Rows:

* Begin *

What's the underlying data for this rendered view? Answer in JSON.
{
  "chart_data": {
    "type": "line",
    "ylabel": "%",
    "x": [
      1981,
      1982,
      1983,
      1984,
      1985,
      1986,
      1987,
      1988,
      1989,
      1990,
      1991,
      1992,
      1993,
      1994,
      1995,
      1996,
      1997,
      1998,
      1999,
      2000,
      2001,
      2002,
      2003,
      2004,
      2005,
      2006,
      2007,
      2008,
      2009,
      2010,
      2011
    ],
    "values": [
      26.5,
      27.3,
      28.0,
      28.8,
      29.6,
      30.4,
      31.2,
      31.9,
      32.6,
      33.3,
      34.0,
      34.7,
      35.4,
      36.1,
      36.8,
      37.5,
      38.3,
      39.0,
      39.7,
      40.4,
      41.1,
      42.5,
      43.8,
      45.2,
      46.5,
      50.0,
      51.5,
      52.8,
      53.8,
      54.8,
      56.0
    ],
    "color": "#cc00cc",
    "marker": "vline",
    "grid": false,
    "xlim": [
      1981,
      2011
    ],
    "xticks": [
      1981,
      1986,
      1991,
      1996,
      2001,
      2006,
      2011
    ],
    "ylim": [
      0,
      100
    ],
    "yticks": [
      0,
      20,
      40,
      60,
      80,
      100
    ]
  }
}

* End *
* Begin *

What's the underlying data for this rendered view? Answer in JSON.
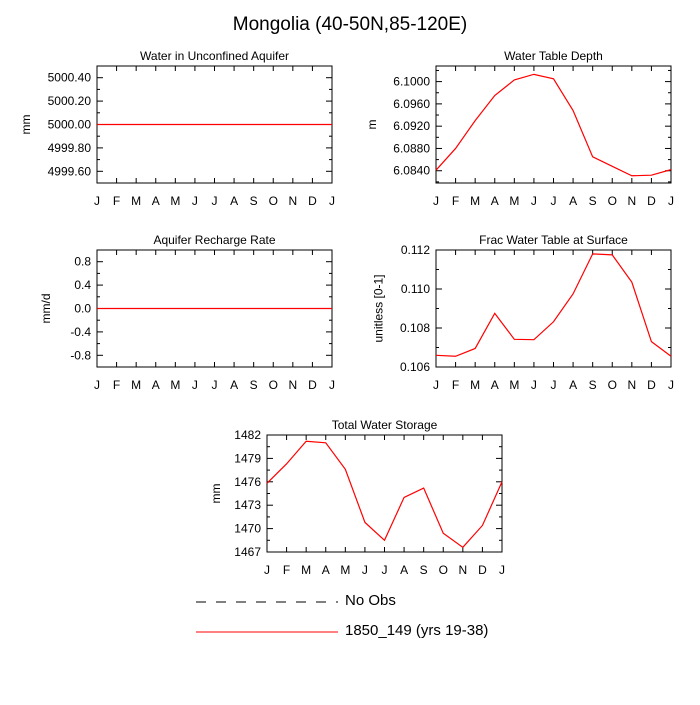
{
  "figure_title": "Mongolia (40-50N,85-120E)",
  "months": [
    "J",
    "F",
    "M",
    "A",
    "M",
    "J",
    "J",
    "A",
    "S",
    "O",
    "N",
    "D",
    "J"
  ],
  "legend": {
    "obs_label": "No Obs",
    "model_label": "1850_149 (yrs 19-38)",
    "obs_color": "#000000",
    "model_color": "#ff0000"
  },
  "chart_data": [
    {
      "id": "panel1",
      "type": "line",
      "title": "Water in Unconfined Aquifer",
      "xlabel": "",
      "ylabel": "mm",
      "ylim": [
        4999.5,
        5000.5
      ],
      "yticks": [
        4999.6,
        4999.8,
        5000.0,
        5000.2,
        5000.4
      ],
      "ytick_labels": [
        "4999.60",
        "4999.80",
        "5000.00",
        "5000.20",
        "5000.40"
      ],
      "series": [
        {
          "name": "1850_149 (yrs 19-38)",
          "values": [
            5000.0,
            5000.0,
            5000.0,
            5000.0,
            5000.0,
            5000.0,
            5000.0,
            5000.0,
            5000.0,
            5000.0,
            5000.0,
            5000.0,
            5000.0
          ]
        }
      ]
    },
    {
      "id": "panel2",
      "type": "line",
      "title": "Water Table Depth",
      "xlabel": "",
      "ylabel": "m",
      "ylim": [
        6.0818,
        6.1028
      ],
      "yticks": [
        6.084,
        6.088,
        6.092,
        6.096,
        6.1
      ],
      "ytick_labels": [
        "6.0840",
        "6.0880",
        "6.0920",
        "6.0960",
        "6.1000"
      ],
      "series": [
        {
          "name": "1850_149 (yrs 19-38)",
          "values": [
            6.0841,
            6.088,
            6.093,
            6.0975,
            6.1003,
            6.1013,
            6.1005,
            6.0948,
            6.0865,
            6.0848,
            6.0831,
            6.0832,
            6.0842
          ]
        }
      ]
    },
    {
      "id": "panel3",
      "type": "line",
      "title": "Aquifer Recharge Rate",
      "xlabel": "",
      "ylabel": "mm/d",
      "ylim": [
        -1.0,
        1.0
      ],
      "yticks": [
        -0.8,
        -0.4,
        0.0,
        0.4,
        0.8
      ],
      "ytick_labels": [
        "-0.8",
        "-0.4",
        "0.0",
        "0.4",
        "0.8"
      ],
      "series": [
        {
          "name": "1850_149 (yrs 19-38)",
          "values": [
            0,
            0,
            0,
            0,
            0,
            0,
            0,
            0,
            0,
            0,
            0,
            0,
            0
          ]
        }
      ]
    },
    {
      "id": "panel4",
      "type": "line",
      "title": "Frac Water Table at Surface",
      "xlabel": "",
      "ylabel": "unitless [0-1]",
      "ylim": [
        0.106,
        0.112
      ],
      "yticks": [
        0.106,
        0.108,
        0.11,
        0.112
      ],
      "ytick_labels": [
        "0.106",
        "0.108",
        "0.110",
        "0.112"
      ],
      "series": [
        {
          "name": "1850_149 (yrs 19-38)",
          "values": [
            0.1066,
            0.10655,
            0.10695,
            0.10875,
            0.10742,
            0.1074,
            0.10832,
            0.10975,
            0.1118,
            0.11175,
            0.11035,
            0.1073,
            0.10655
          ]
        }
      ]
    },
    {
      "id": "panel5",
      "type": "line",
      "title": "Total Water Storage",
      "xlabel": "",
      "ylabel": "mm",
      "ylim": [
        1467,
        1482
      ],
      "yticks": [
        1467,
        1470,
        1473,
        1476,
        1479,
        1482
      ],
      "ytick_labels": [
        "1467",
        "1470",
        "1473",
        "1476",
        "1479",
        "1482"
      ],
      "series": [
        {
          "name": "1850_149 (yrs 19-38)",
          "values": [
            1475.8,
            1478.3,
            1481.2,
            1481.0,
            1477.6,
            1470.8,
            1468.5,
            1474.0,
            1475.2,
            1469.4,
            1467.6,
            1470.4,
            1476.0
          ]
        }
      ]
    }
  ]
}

* End *

Prompt: Out of the preceding entries, pull every line containing the string "Table".

Answer below:
      "title": "Water Table Depth",
      "title": "Frac Water Table at Surface",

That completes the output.